INFORMATION SHOWN:

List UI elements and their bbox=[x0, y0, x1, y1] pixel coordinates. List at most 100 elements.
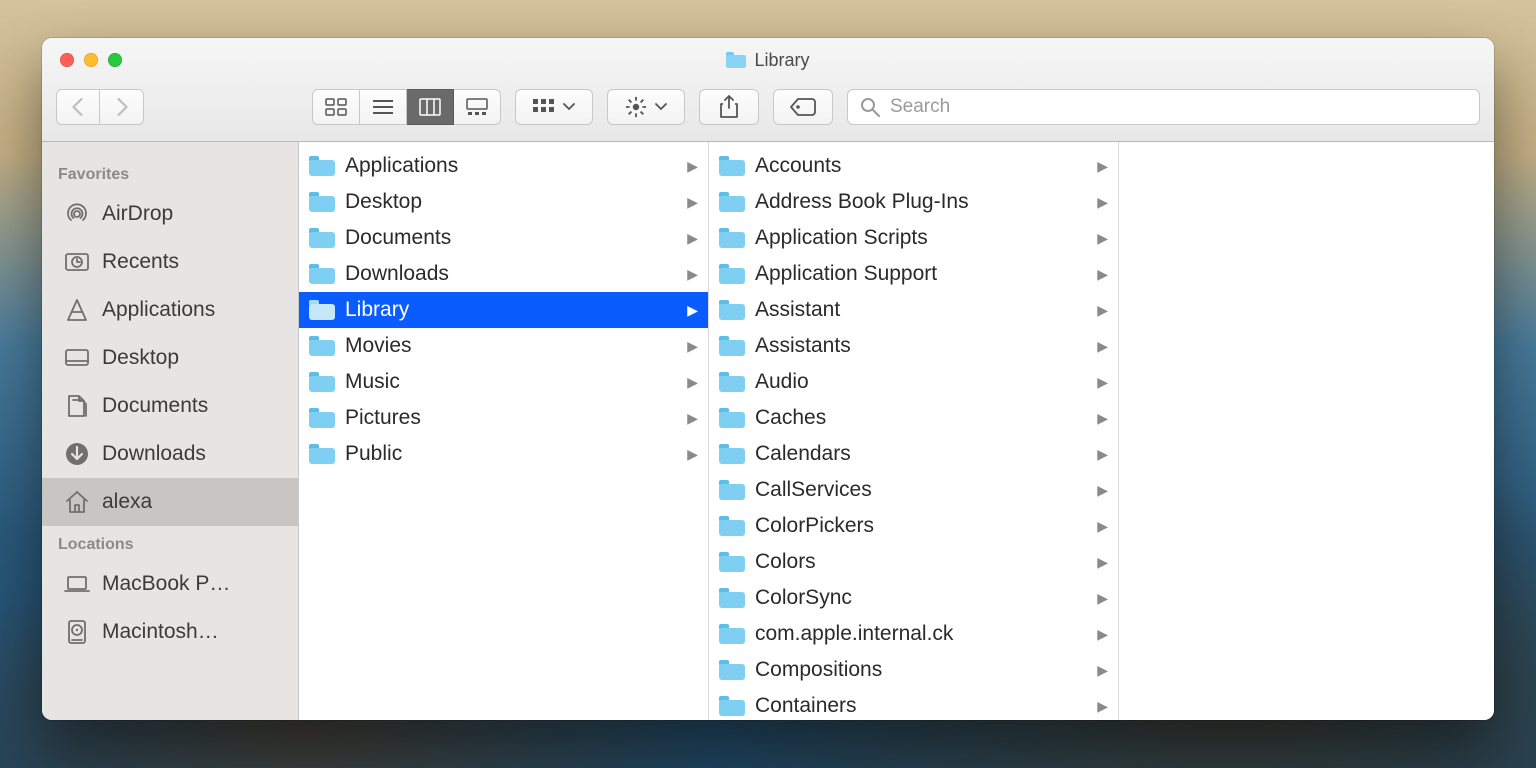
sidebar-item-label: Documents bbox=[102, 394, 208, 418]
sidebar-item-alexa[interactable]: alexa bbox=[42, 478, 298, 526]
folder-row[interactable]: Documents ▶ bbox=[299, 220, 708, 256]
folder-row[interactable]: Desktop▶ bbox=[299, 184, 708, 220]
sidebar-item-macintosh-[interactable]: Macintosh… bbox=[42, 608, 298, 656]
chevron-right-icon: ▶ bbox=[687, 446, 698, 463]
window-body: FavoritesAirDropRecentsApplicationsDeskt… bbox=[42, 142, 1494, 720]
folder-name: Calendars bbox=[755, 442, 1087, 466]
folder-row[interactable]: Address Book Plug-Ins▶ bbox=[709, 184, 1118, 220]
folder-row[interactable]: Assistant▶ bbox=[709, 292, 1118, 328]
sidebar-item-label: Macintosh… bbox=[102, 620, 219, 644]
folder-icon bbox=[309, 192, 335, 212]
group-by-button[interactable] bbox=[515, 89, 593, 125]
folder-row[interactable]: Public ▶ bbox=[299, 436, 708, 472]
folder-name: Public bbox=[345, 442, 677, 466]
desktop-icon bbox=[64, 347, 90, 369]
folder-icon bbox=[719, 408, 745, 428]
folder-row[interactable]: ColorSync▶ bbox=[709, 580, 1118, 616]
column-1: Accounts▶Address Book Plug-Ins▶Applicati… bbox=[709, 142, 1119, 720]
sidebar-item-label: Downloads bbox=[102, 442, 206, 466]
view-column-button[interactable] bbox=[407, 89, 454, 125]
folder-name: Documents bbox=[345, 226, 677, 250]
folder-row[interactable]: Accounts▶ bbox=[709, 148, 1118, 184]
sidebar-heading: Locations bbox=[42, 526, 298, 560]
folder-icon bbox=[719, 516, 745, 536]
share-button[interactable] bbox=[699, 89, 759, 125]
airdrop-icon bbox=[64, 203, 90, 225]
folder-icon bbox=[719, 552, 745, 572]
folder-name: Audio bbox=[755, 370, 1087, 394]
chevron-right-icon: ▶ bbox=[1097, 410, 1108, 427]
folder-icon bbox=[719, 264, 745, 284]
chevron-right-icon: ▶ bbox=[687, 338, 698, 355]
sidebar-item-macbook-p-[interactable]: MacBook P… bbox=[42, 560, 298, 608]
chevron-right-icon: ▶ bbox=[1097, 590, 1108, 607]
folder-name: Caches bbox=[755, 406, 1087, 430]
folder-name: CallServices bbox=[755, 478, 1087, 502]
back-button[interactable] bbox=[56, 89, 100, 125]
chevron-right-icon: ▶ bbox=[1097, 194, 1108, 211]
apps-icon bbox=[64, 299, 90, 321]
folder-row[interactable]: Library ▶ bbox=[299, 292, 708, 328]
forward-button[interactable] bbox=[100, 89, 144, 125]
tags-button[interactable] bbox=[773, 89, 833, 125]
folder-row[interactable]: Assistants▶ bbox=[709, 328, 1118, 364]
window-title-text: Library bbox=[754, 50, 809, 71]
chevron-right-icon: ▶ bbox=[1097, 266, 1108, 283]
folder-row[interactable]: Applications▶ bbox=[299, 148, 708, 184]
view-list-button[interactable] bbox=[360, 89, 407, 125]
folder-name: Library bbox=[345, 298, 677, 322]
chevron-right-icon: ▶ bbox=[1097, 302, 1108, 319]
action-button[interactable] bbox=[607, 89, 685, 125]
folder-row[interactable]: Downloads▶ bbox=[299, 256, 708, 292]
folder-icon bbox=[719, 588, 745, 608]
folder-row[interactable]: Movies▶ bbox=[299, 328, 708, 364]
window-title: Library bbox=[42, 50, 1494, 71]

TASK INSTRUCTIONS:
Copy out the entries above word for word, every line, but omit the picture.

FINISHED EXERCISE:
List UI elements and their bbox=[x0, y0, x1, y1] pixel coordinates. List at most 100 elements.
sidebar-item-label: Documents bbox=[102, 394, 208, 418]
sidebar-item-alexa[interactable]: alexa bbox=[42, 478, 298, 526]
folder-row[interactable]: Documents ▶ bbox=[299, 220, 708, 256]
folder-row[interactable]: Desktop▶ bbox=[299, 184, 708, 220]
sidebar-item-macintosh-[interactable]: Macintosh… bbox=[42, 608, 298, 656]
chevron-right-icon: ▶ bbox=[687, 446, 698, 463]
window-body: FavoritesAirDropRecentsApplicationsDeskt… bbox=[42, 142, 1494, 720]
folder-name: Calendars bbox=[755, 442, 1087, 466]
folder-row[interactable]: Address Book Plug-Ins▶ bbox=[709, 184, 1118, 220]
folder-row[interactable]: Assistant▶ bbox=[709, 292, 1118, 328]
sidebar-item-label: Macintosh… bbox=[102, 620, 219, 644]
folder-icon bbox=[309, 192, 335, 212]
group-by-button[interactable] bbox=[515, 89, 593, 125]
folder-row[interactable]: Public ▶ bbox=[299, 436, 708, 472]
folder-name: Public bbox=[345, 442, 677, 466]
desktop-icon bbox=[64, 347, 90, 369]
folder-icon bbox=[719, 408, 745, 428]
folder-row[interactable]: ColorSync▶ bbox=[709, 580, 1118, 616]
column-1: Accounts▶Address Book Plug-Ins▶Applicati… bbox=[709, 142, 1119, 720]
sidebar-item-label: Downloads bbox=[102, 442, 206, 466]
view-column-button[interactable] bbox=[407, 89, 454, 125]
folder-name: Documents bbox=[345, 226, 677, 250]
folder-row[interactable]: Accounts▶ bbox=[709, 148, 1118, 184]
sidebar-heading: Locations bbox=[42, 526, 298, 560]
folder-icon bbox=[719, 516, 745, 536]
share-button[interactable] bbox=[699, 89, 759, 125]
airdrop-icon bbox=[64, 203, 90, 225]
folder-icon bbox=[719, 552, 745, 572]
folder-name: Audio bbox=[755, 370, 1087, 394]
chevron-right-icon: ▶ bbox=[1097, 410, 1108, 427]
folder-icon bbox=[719, 264, 745, 284]
chevron-right-icon: ▶ bbox=[687, 338, 698, 355]
sidebar-item-macbook-p-[interactable]: MacBook P… bbox=[42, 560, 298, 608]
chevron-right-icon: ▶ bbox=[1097, 590, 1108, 607]
folder-name: Caches bbox=[755, 406, 1087, 430]
folder-name: CallServices bbox=[755, 478, 1087, 502]
back-button[interactable] bbox=[56, 89, 100, 125]
chevron-right-icon: ▶ bbox=[1097, 194, 1108, 211]
apps-icon bbox=[64, 299, 90, 321]
folder-row[interactable]: Library ▶ bbox=[299, 292, 708, 328]
forward-button[interactable] bbox=[100, 89, 144, 125]
tags-button[interactable] bbox=[773, 89, 833, 125]
folder-row[interactable]: Assistants▶ bbox=[709, 328, 1118, 364]
window-title-text: Library bbox=[754, 50, 809, 71]
chevron-right-icon: ▶ bbox=[1097, 266, 1108, 283]
folder-row[interactable]: Applications▶ bbox=[299, 148, 708, 184]
view-list-button[interactable] bbox=[360, 89, 407, 125]
folder-name: Library bbox=[345, 298, 677, 322]
chevron-right-icon: ▶ bbox=[1097, 302, 1108, 319]
action-button[interactable] bbox=[607, 89, 685, 125]
folder-row[interactable]: Downloads▶ bbox=[299, 256, 708, 292]
folder-icon bbox=[719, 588, 745, 608]
folder-row[interactable]: Movies▶ bbox=[299, 328, 708, 364]
window-title: Library bbox=[42, 50, 1494, 71]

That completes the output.